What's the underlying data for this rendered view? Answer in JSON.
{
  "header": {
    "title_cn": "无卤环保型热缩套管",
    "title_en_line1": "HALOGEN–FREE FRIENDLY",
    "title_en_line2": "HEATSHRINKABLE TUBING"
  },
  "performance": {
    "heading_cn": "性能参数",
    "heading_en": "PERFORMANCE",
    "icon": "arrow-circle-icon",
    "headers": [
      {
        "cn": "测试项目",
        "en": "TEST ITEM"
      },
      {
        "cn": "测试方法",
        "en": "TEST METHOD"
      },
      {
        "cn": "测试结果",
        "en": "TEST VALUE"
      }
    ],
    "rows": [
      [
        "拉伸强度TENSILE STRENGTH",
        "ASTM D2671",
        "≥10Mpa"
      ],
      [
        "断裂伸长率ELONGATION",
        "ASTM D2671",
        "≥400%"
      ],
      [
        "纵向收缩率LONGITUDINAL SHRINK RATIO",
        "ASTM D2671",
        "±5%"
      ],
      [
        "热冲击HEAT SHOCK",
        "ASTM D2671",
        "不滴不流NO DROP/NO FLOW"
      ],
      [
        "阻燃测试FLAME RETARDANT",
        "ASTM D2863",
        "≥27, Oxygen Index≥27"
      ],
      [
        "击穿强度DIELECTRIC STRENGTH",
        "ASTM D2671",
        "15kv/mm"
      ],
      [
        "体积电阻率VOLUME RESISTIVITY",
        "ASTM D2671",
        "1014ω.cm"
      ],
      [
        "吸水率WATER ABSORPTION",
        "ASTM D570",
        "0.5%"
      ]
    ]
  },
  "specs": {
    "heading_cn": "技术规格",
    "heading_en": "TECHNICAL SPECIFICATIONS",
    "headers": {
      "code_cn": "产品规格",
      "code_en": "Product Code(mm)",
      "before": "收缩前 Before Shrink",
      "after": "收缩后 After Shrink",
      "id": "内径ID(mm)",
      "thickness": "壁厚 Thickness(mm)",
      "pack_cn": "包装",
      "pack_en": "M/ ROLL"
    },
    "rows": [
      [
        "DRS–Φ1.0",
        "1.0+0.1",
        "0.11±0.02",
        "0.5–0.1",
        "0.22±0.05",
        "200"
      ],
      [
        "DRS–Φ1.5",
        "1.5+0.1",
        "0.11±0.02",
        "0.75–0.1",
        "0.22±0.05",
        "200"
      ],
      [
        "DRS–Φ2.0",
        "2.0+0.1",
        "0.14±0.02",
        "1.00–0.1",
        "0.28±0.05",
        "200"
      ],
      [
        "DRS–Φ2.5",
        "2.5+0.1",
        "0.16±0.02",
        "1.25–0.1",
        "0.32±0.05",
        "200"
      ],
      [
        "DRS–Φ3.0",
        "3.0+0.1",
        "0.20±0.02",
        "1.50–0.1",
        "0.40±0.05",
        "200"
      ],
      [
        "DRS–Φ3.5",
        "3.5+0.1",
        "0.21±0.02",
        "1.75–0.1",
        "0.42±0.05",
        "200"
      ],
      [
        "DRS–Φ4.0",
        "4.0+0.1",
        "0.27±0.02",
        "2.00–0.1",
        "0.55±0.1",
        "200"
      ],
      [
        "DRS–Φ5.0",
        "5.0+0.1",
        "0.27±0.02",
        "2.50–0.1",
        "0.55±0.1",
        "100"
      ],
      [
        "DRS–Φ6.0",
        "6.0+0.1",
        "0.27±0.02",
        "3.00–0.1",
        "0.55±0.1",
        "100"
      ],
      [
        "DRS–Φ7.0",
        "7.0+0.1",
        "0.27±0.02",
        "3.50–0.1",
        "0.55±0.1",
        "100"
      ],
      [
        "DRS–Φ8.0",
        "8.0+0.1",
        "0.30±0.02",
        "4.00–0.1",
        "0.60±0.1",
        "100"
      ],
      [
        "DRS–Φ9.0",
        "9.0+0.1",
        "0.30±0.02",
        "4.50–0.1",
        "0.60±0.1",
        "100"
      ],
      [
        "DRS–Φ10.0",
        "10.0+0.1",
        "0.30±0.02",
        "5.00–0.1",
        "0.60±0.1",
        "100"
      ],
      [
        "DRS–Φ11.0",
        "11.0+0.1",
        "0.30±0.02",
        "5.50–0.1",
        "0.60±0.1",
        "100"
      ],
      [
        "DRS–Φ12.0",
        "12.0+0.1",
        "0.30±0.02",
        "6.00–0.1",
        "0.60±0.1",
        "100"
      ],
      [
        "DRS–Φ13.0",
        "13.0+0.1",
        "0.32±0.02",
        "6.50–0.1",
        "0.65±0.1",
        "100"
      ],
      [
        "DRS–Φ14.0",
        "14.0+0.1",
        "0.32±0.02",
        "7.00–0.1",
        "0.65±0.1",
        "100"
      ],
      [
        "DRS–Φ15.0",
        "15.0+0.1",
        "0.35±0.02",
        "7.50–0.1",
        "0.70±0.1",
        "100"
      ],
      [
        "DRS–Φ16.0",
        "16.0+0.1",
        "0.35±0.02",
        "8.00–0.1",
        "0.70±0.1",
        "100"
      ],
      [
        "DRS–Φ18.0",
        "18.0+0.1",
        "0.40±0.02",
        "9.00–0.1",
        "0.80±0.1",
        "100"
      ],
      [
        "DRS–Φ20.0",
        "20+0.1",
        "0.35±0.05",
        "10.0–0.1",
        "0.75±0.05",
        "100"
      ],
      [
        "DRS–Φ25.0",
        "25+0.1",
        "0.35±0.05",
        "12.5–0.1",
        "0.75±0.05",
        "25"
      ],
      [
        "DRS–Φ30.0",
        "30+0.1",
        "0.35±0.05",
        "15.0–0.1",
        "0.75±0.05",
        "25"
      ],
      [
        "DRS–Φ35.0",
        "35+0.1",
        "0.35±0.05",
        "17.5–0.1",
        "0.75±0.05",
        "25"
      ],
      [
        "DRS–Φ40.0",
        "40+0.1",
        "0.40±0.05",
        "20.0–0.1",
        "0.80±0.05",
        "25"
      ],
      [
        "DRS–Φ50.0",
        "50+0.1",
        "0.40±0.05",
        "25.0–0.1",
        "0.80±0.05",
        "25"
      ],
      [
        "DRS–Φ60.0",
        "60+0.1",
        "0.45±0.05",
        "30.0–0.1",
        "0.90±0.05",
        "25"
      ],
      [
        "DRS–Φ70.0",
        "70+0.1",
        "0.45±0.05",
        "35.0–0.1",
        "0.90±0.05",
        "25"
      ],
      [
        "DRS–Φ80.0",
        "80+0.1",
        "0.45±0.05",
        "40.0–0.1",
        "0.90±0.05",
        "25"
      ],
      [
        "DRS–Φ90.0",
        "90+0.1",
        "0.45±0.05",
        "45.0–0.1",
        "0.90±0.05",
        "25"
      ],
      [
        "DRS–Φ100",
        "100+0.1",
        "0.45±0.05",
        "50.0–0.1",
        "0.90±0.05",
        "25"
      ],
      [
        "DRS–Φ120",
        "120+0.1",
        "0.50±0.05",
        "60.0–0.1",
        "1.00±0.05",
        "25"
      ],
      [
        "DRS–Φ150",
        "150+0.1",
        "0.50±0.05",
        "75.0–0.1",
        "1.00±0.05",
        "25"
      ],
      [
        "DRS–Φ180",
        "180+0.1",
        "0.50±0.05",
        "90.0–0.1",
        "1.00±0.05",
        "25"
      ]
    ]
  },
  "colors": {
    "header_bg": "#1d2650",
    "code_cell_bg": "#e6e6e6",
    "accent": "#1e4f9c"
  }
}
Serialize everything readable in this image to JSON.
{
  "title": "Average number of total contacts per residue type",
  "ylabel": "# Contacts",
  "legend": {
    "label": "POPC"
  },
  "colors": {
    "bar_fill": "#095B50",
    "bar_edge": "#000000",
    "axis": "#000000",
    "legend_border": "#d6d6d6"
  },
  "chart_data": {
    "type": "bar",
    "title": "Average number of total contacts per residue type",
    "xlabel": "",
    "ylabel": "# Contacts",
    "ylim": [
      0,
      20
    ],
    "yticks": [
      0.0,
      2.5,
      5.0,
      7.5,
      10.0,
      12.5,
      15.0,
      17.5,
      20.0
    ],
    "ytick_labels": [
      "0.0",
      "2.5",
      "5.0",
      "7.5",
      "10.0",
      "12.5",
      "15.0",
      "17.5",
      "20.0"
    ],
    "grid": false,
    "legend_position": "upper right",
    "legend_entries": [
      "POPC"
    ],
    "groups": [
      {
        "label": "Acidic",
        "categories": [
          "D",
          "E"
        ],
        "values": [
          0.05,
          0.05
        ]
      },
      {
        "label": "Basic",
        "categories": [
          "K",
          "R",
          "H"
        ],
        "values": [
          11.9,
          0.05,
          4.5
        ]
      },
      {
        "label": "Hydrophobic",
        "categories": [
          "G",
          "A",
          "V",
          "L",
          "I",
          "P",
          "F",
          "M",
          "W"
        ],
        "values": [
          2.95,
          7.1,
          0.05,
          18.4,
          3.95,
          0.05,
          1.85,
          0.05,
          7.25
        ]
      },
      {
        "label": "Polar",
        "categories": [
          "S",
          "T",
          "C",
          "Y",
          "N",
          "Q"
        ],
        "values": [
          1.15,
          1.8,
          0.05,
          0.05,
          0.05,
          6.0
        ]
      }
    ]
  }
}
○ ○ ○ ○ ○
Written request —
Identify every line where the string "TEST" appears.

Response —
        "en": "TEST ITEM"
        "en": "TEST METHOD"
        "en": "TEST VALUE"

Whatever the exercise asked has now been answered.